RECORDED INFORMATION:
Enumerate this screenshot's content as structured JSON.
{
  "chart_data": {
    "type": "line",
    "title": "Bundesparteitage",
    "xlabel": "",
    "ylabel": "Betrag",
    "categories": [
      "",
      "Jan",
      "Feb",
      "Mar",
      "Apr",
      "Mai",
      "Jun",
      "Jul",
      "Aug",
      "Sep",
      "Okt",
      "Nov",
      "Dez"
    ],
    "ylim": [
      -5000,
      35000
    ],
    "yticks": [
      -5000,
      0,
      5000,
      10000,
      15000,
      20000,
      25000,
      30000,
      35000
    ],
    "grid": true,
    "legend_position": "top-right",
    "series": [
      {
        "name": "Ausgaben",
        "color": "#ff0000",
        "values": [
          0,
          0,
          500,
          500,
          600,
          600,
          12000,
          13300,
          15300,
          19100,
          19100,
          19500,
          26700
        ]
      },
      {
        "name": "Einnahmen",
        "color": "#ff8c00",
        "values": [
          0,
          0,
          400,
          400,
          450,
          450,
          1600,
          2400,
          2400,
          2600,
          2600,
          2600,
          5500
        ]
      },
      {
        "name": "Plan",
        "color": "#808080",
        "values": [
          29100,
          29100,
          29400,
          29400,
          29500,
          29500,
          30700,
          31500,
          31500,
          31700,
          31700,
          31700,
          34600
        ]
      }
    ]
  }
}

PROBLEM DESCRIPTION:
Write out every entry above, word for word.

RESPONSE:
Enumerate this screenshot's content as structured JSON.
{
  "chart_data": {
    "type": "line",
    "title": "Bundesparteitage",
    "xlabel": "",
    "ylabel": "Betrag",
    "categories": [
      "",
      "Jan",
      "Feb",
      "Mar",
      "Apr",
      "Mai",
      "Jun",
      "Jul",
      "Aug",
      "Sep",
      "Okt",
      "Nov",
      "Dez"
    ],
    "ylim": [
      -5000,
      35000
    ],
    "yticks": [
      -5000,
      0,
      5000,
      10000,
      15000,
      20000,
      25000,
      30000,
      35000
    ],
    "grid": true,
    "legend_position": "top-right",
    "series": [
      {
        "name": "Ausgaben",
        "color": "#ff0000",
        "values": [
          0,
          0,
          500,
          500,
          600,
          600,
          12000,
          13300,
          15300,
          19100,
          19100,
          19500,
          26700
        ]
      },
      {
        "name": "Einnahmen",
        "color": "#ff8c00",
        "values": [
          0,
          0,
          400,
          400,
          450,
          450,
          1600,
          2400,
          2400,
          2600,
          2600,
          2600,
          5500
        ]
      },
      {
        "name": "Plan",
        "color": "#808080",
        "values": [
          29100,
          29100,
          29400,
          29400,
          29500,
          29500,
          30700,
          31500,
          31500,
          31700,
          31700,
          31700,
          34600
        ]
      }
    ]
  }
}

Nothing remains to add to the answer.